**SET PROBLEM:**
Go through the listing and set it down exactly, leaving out its pictures.

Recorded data
------------------------------
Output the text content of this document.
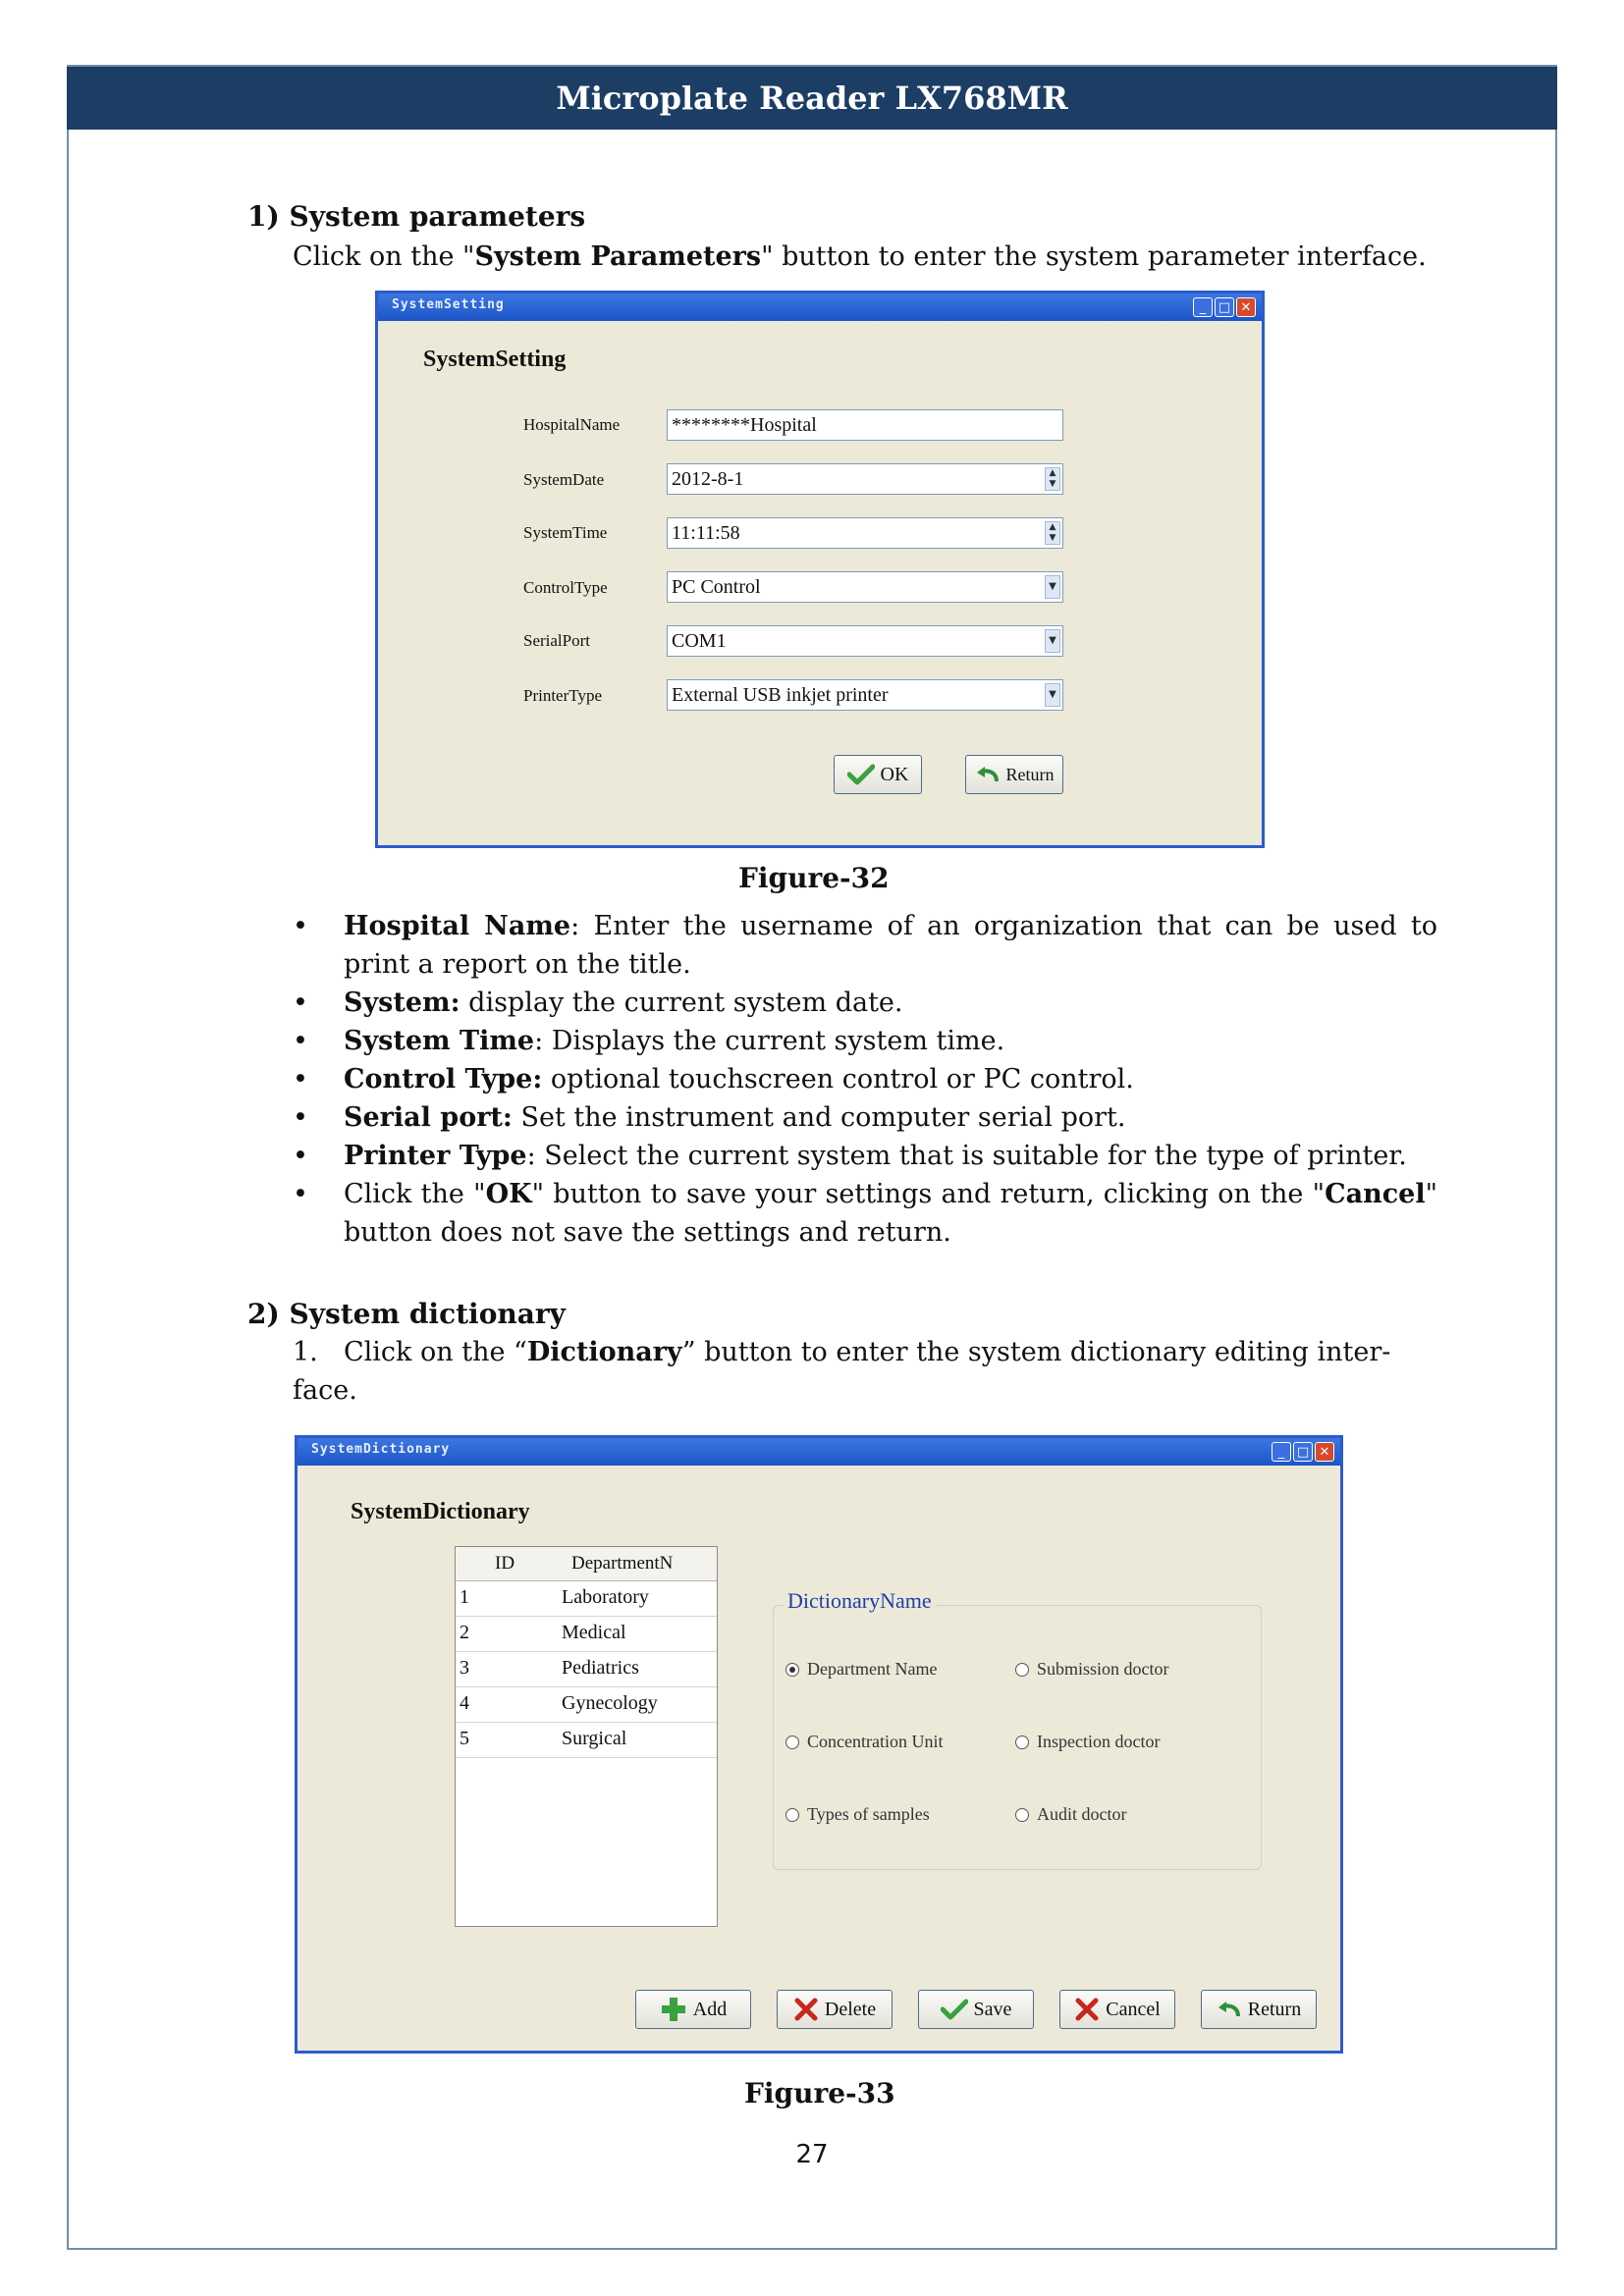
Microplate Reader LX768MR
1) System parameters
Click on the "System Parameters" button to enter the system parameter interface.
SystemSetting	_ □ ✕
SystemSetting
HospitalName	********Hospital
SystemDate	2012-8-1	▲
▼
SystemTime	11:11:58	▲
▼
ControlType	PC Control	▼
SerialPort	COM1	▼
PrinterType	External USB inkjet printer	▼
OK	Return
Figure-32
• Hospital Name: Enter the username of an organization that can be used to print a report on the title.
• System: display the current system date.
• System Time: Displays the current system time.
• Control Type: optional touchscreen control or PC control.
• Serial port: Set the instrument and computer serial port.
• Printer Type: Select the current system that is suitable for the type of printer.
• Click the "OK" button to save your settings and return, clicking on the "Cancel" button does not save the settings and return.
2) System dictionary
1. Click on the “Dictionary” button to enter the system dictionary editing inter-face.
SystemDictionary	_ □ ✕
SystemDictionary
ID	DepartmentN
1	Laboratory
2	Medical
3	Pediatrics
4	Gynecology
5	Surgical
DictionaryName
Department Name	Submission doctor
Concentration Unit	Inspection doctor
Types of samples	Audit doctor
Add	Delete	Save	Cancel	Return
Figure-33
27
------------------------------
**TASK RESPONSE:**
Output the text content of this document.
Microplate Reader LX768MR
1) System parameters
Click on the "System Parameters" button to enter the system parameter interface.
SystemSetting	_ □ ✕
SystemSetting
HospitalName	********Hospital
SystemDate	2012-8-1	▲
▼
SystemTime	11:11:58	▲
▼
ControlType	PC Control	▼
SerialPort	COM1	▼
PrinterType	External USB inkjet printer	▼
OK	Return
Figure-32
• Hospital Name: Enter the username of an organization that can be used to print a report on the title.
• System: display the current system date.
• System Time: Displays the current system time.
• Control Type: optional touchscreen control or PC control.
• Serial port: Set the instrument and computer serial port.
• Printer Type: Select the current system that is suitable for the type of printer.
• Click the "OK" button to save your settings and return, clicking on the "Cancel" button does not save the settings and return.
2) System dictionary
1. Click on the “Dictionary” button to enter the system dictionary editing inter-face.
SystemDictionary	_ □ ✕
SystemDictionary
ID	DepartmentN
1	Laboratory
2	Medical
3	Pediatrics
4	Gynecology
5	Surgical
DictionaryName
Department Name	Submission doctor
Concentration Unit	Inspection doctor
Types of samples	Audit doctor
Add	Delete	Save	Cancel	Return
Figure-33
27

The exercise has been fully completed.